AIM:
Your task is to repeat the lines below exactly, excluding any pictures they contain.
╭─ PROVIDED DATA
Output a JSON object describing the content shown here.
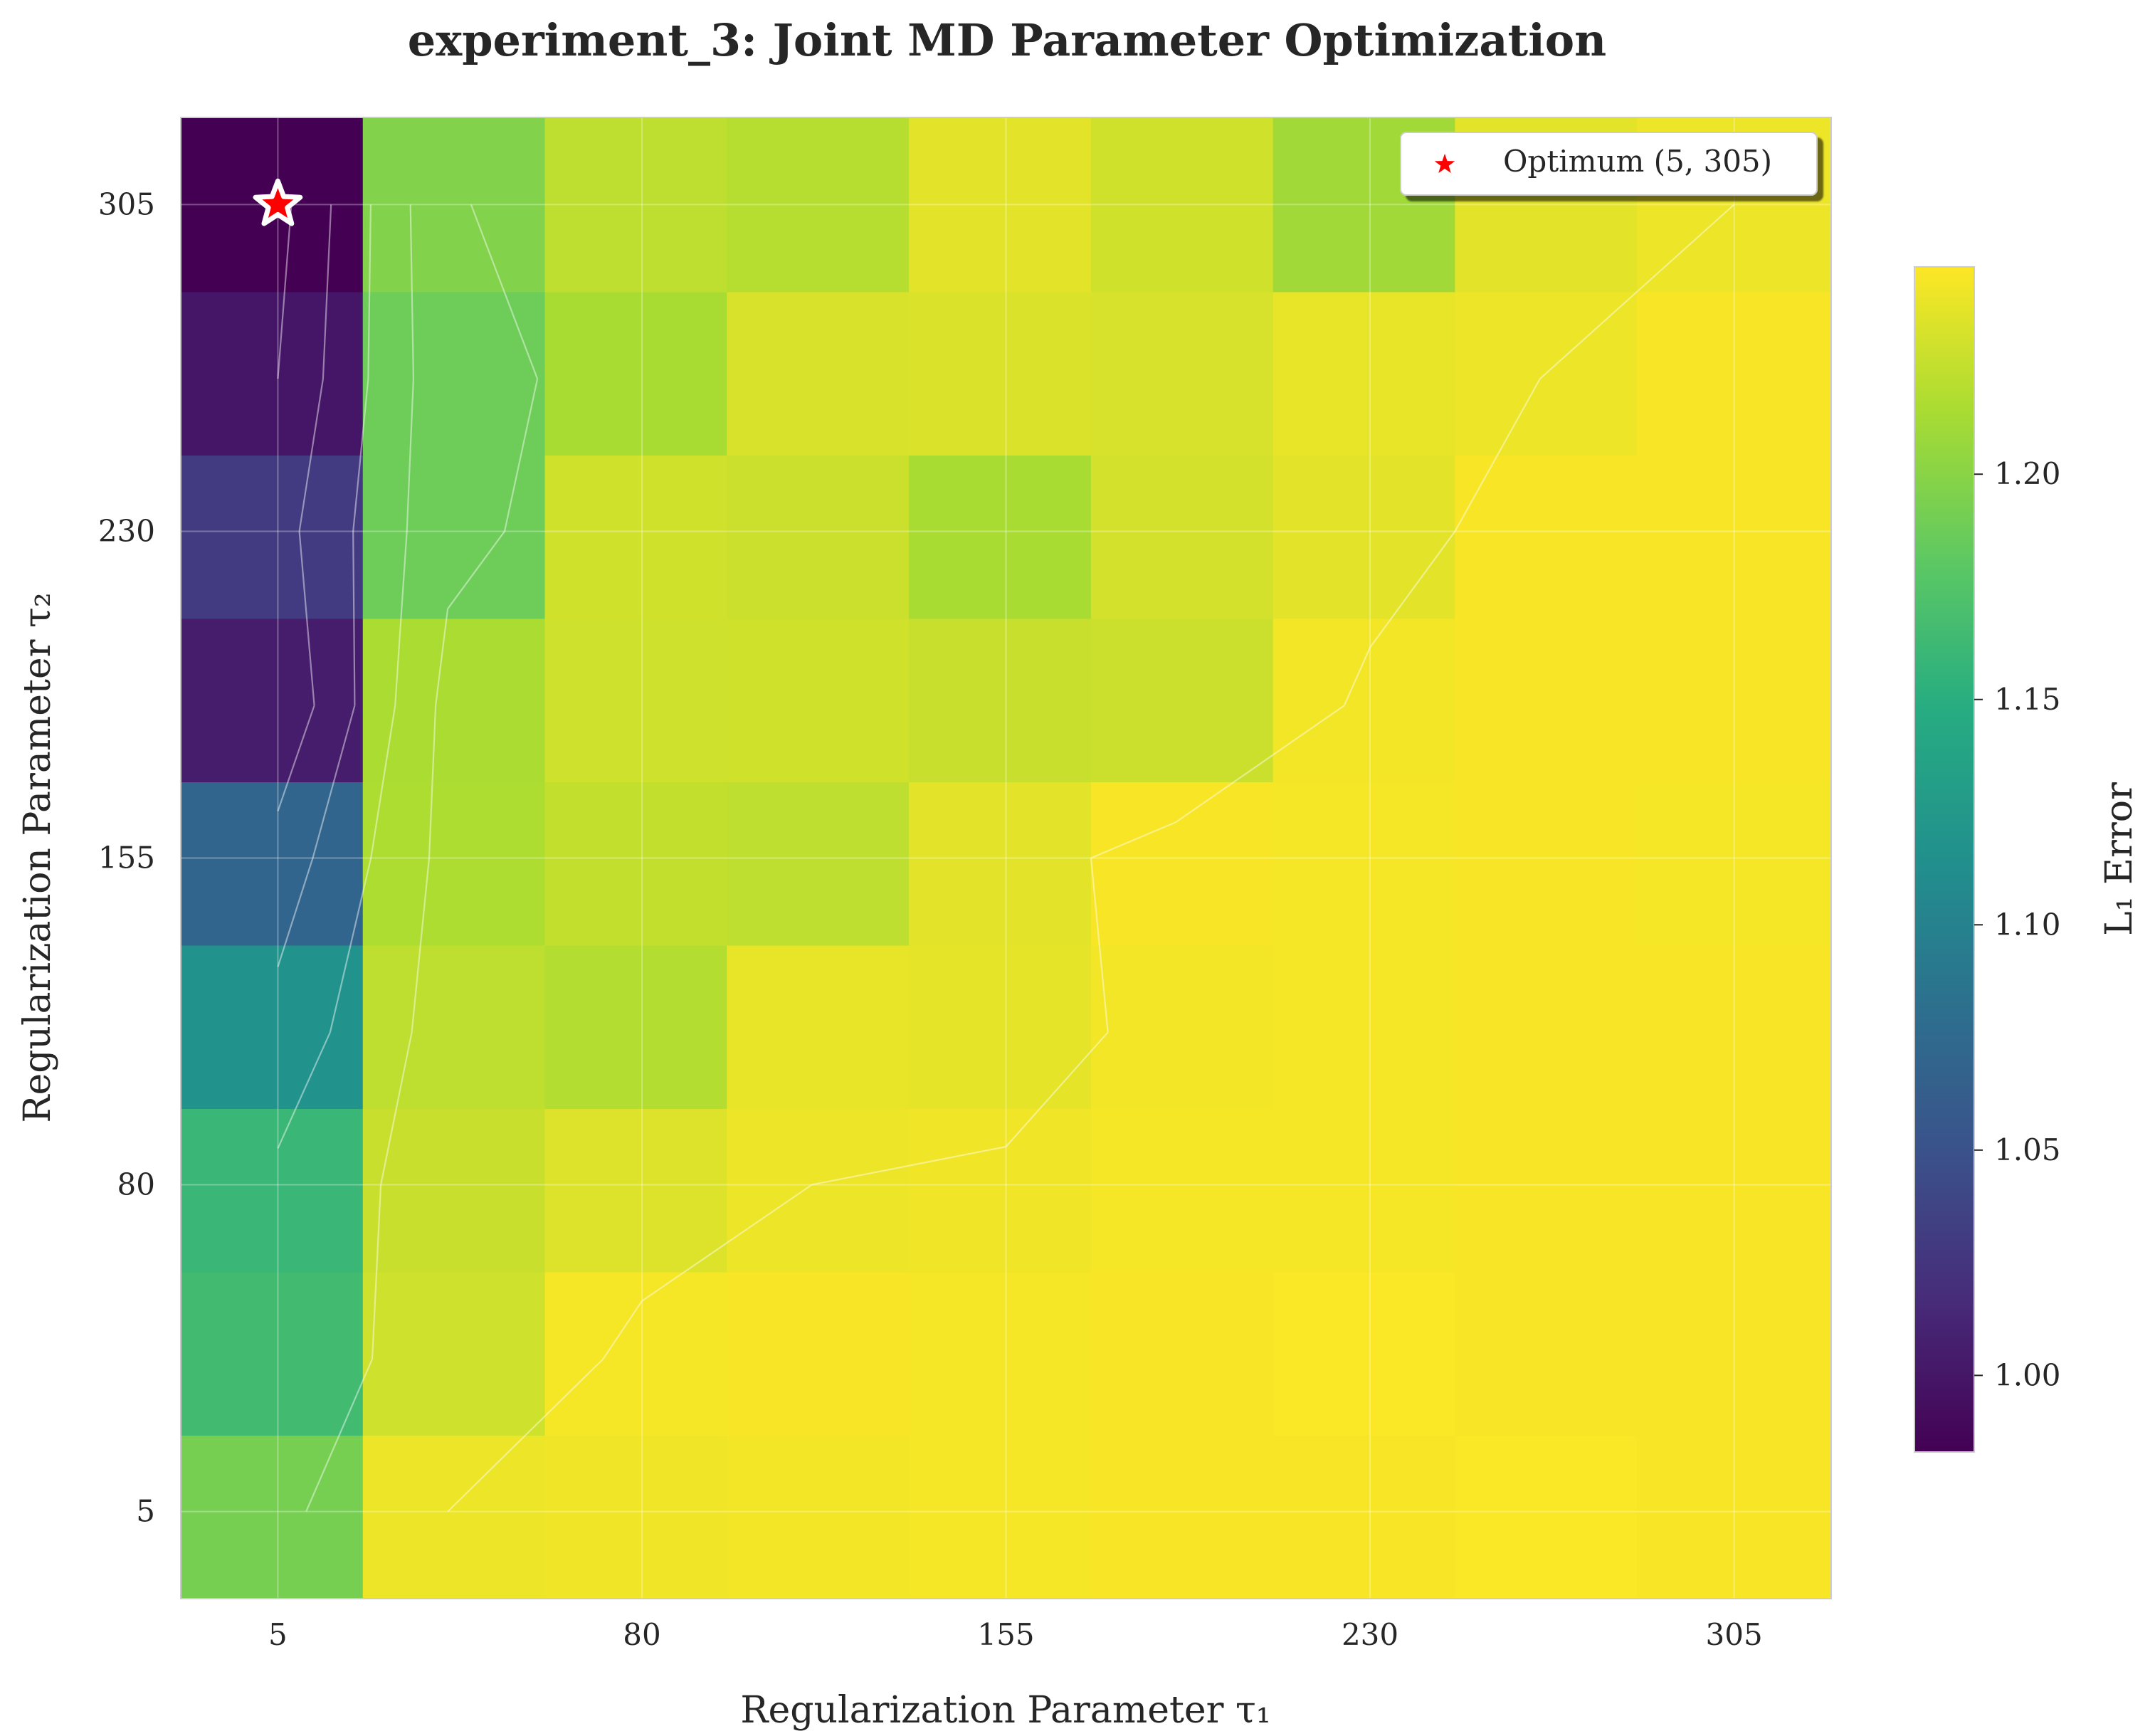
{
  "chart_data": {
    "type": "heatmap",
    "title": "experiment_3: Joint MD Parameter Optimization",
    "xlabel": "Regularization Parameter τ₁",
    "ylabel": "Regularization Parameter τ₂",
    "colorbar_label": "L₁ Error",
    "colormap": "viridis",
    "x": [
      5,
      40,
      80,
      115,
      155,
      190,
      230,
      265,
      305
    ],
    "y": [
      5,
      40,
      80,
      115,
      155,
      190,
      230,
      265,
      305
    ],
    "xlim": [
      -15,
      325
    ],
    "ylim": [
      -15,
      325
    ],
    "x_ticks": [
      5,
      80,
      155,
      230,
      305
    ],
    "y_ticks": [
      5,
      80,
      155,
      230,
      305
    ],
    "colorbar_range": [
      0.983,
      1.246
    ],
    "colorbar_ticks": [
      1.0,
      1.05,
      1.1,
      1.15,
      1.2
    ],
    "z": [
      [
        1.192,
        1.24,
        1.241,
        1.242,
        1.243,
        1.244,
        1.244,
        1.245,
        1.244
      ],
      [
        1.165,
        1.228,
        1.243,
        1.244,
        1.243,
        1.244,
        1.245,
        1.244,
        1.244
      ],
      [
        1.16,
        1.226,
        1.234,
        1.24,
        1.241,
        1.243,
        1.243,
        1.244,
        1.244
      ],
      [
        1.118,
        1.222,
        1.218,
        1.238,
        1.237,
        1.242,
        1.243,
        1.244,
        1.244
      ],
      [
        1.07,
        1.216,
        1.224,
        1.222,
        1.236,
        1.244,
        1.243,
        1.244,
        1.243
      ],
      [
        1.005,
        1.215,
        1.228,
        1.229,
        1.226,
        1.227,
        1.242,
        1.244,
        1.244
      ],
      [
        1.03,
        1.188,
        1.229,
        1.227,
        1.214,
        1.23,
        1.236,
        1.244,
        1.244
      ],
      [
        1.0,
        1.188,
        1.214,
        1.232,
        1.233,
        1.231,
        1.238,
        1.24,
        1.244
      ],
      [
        0.983,
        1.197,
        1.222,
        1.219,
        1.236,
        1.229,
        1.21,
        1.236,
        1.24
      ]
    ],
    "contour_levels": [
      1.0,
      1.05,
      1.1,
      1.15,
      1.2,
      1.24
    ],
    "optimum": {
      "x": 5,
      "y": 305,
      "legend_label": "Optimum (5, 305)"
    },
    "legend_position": "top-right",
    "grid": true
  }
}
╰─
EXPECTED ANSWER:
Output a JSON object describing the content shown here.
{
  "chart_data": {
    "type": "heatmap",
    "title": "experiment_3: Joint MD Parameter Optimization",
    "xlabel": "Regularization Parameter τ₁",
    "ylabel": "Regularization Parameter τ₂",
    "colorbar_label": "L₁ Error",
    "colormap": "viridis",
    "x": [
      5,
      40,
      80,
      115,
      155,
      190,
      230,
      265,
      305
    ],
    "y": [
      5,
      40,
      80,
      115,
      155,
      190,
      230,
      265,
      305
    ],
    "xlim": [
      -15,
      325
    ],
    "ylim": [
      -15,
      325
    ],
    "x_ticks": [
      5,
      80,
      155,
      230,
      305
    ],
    "y_ticks": [
      5,
      80,
      155,
      230,
      305
    ],
    "colorbar_range": [
      0.983,
      1.246
    ],
    "colorbar_ticks": [
      1.0,
      1.05,
      1.1,
      1.15,
      1.2
    ],
    "z": [
      [
        1.192,
        1.24,
        1.241,
        1.242,
        1.243,
        1.244,
        1.244,
        1.245,
        1.244
      ],
      [
        1.165,
        1.228,
        1.243,
        1.244,
        1.243,
        1.244,
        1.245,
        1.244,
        1.244
      ],
      [
        1.16,
        1.226,
        1.234,
        1.24,
        1.241,
        1.243,
        1.243,
        1.244,
        1.244
      ],
      [
        1.118,
        1.222,
        1.218,
        1.238,
        1.237,
        1.242,
        1.243,
        1.244,
        1.244
      ],
      [
        1.07,
        1.216,
        1.224,
        1.222,
        1.236,
        1.244,
        1.243,
        1.244,
        1.243
      ],
      [
        1.005,
        1.215,
        1.228,
        1.229,
        1.226,
        1.227,
        1.242,
        1.244,
        1.244
      ],
      [
        1.03,
        1.188,
        1.229,
        1.227,
        1.214,
        1.23,
        1.236,
        1.244,
        1.244
      ],
      [
        1.0,
        1.188,
        1.214,
        1.232,
        1.233,
        1.231,
        1.238,
        1.24,
        1.244
      ],
      [
        0.983,
        1.197,
        1.222,
        1.219,
        1.236,
        1.229,
        1.21,
        1.236,
        1.24
      ]
    ],
    "contour_levels": [
      1.0,
      1.05,
      1.1,
      1.15,
      1.2,
      1.24
    ],
    "optimum": {
      "x": 5,
      "y": 305,
      "legend_label": "Optimum (5, 305)"
    },
    "legend_position": "top-right",
    "grid": true
  }
}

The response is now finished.